╔══

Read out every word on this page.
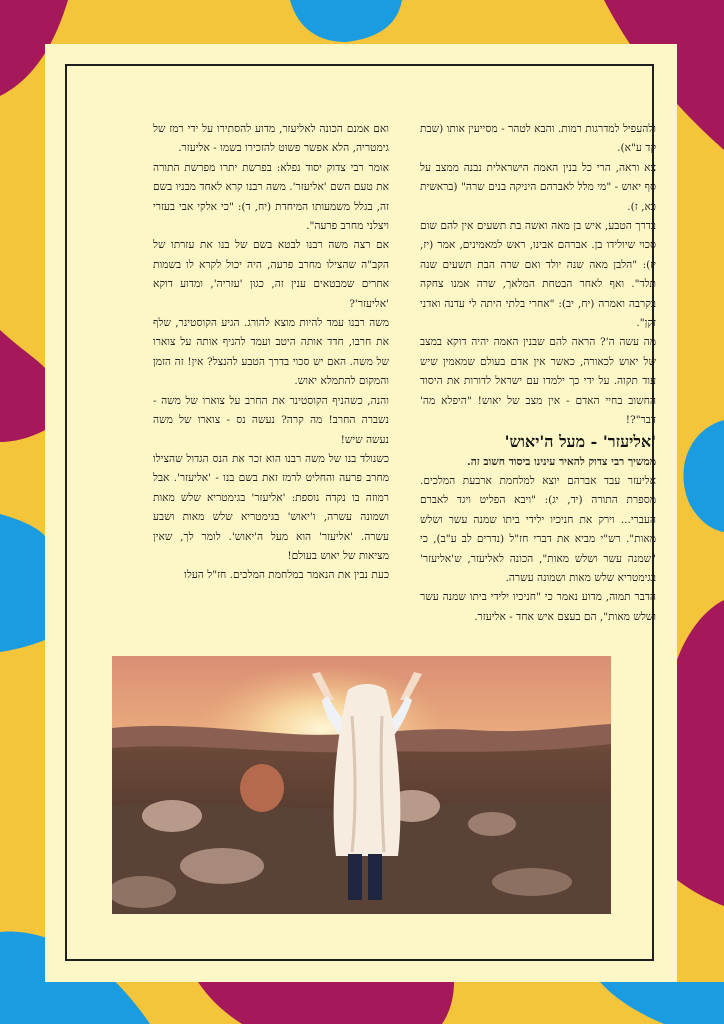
ולהעפיל למדרגות רמות. והבא לטהר - מסייעין אותו (שבת קד ע"א).

צא וראה, הרי כל בנין האמה הישראלית נבנה ממצב על סף יאוש - "מי מלל לאברהם היניקה בנים שרה" (בראשית כא, ז).

בדרך הטבע, איש בן מאה ואשה בת תשעים אין להם שום סכוי שיולידו בן. אברהם אבינו, ראש למאמינים, אמר (יז, יז): "הלבן מאה שנה יולד ואם שרה הבת תשעים שנה תלד". ואף לאחר הבטחת המלאך, שרה אמנו צחקה בקרבה ואמרה (יח, יב): "אחרי בלתי היתה לי עדנה ואדני זקן".

מה עשה ה'? הראה להם שבנין האמה יהיה דוקא במצב של יאוש לכאורה, כאשר אין אדם בעולם שמאמין שיש עוד תקוה. על ידי כך ילמדו עם ישראל לדורות את היסוד החשוב בחיי האדם - אין מצב של יאוש! "היפלא מה' דבר"?!

'אליעזר' - מעל ה'יאוש'

ממשיך רבי צדוק להאיר עינינו ביסוד חשוב זה.

אליעזר עבד אברהם יוצא למלחמת ארבעת המלכים. מספרת התורה (יד, יג): "ויבא הפליט ויגד לאברם העברי... וירק את חניכיו ילידי ביתו שמנה עשר ושלש מאות". רש"י מביא את דברי חז"ל (נדרים לב ע"ב), כי "שמנה עשר ושלש מאות", הכונה לאליעזר, ש'אליעזר' בגימטריא שלש מאות ושמונה עשרה.

הדבר תמוה, מדוע נאמר כי "חניכיו ילידי ביתו שמנה עשר ושלש מאות", הם בעצם איש אחד - אליעזר.

ואם אמנם הכונה לאליעזר, מדוע להסתירו על ידי רמז של גימטריה, הלא אפשר פשוט להזכירו בשמו - אליעזר.

אומר רבי צדוק יסוד נפלא: בפרשת יתרו מפרשת התורה את טעם השם 'אליעזר'. משה רבנו קרא לאחד מבניו בשם זה, בגלל משמעותו המיחדת (יח, ד): "כי אלקי אבי בעזרי ויצלני מחרב פרעה".

אם רצה משה רבנו לבטא בשם של בנו את עזרתו של הקב"ה שהצילו מחרב פרעה, היה יכול לקרא לו בשמות אחרים שמבטאים ענין זה, כגון 'עזריה', ומדוע דוקא 'אליעזר'?

משה רבנו עמד להיות מוצא להורג. הגיע הקוסטינר, שלף את חרבו, חדד אותה היטב ועמד להניף אותה על צוארו של משה. האם יש סכוי בדרך הטבע להנצל? אין! זה הזמן והמקום להתמלא יאוש.

והנה, כשהניף הקוסטינר את החרב על צוארו של משה - נשברה החרב! מה קרה? נעשה נס - צוארו של משה נעשה שיש!

כשנולד בנו של משה רבנו הוא זכר את הנס הגדול שהצילו מחרב פרעה והחליט לרמז זאת בשם בנו - 'אליעזר'. אבל רמוזה בו נקדה נוספת: 'אליעזר' בגימטריא שלש מאות ושמונה עשרה, ו'יאוש' בגימטריא שלש מאות ושבע עשרה. 'אליעזר' הוא מעל ה'יאוש'. לומר לך, שאין מציאות של יאוש בעולם!

כעת נבין את הנאמר במלחמת המלכים. חז"ל העלו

╚══

▶ _What to produce_: Look through the entries and return every line where "הכונה" appears.

▶ _Complete response_:
אליעזר עבד אברהם יוצא למלחמת ארבעת המלכים. מספרת התורה (יד, יג): "ויבא הפליט ויגד לאברם העברי... וירק את חניכיו ילידי ביתו שמנה עשר ושלש מאות". רש"י מביא את דברי חז"ל (נדרים לב ע"ב), כי "שמנה עשר ושלש מאות", הכונה לאליעזר, ש'אליעזר' בגימטריא שלש מאות ושמונה עשרה.
ואם אמנם הכונה לאליעזר, מדוע להסתירו על ידי רמז של גימטריה, הלא אפשר פשוט להזכירו בשמו - אליעזר.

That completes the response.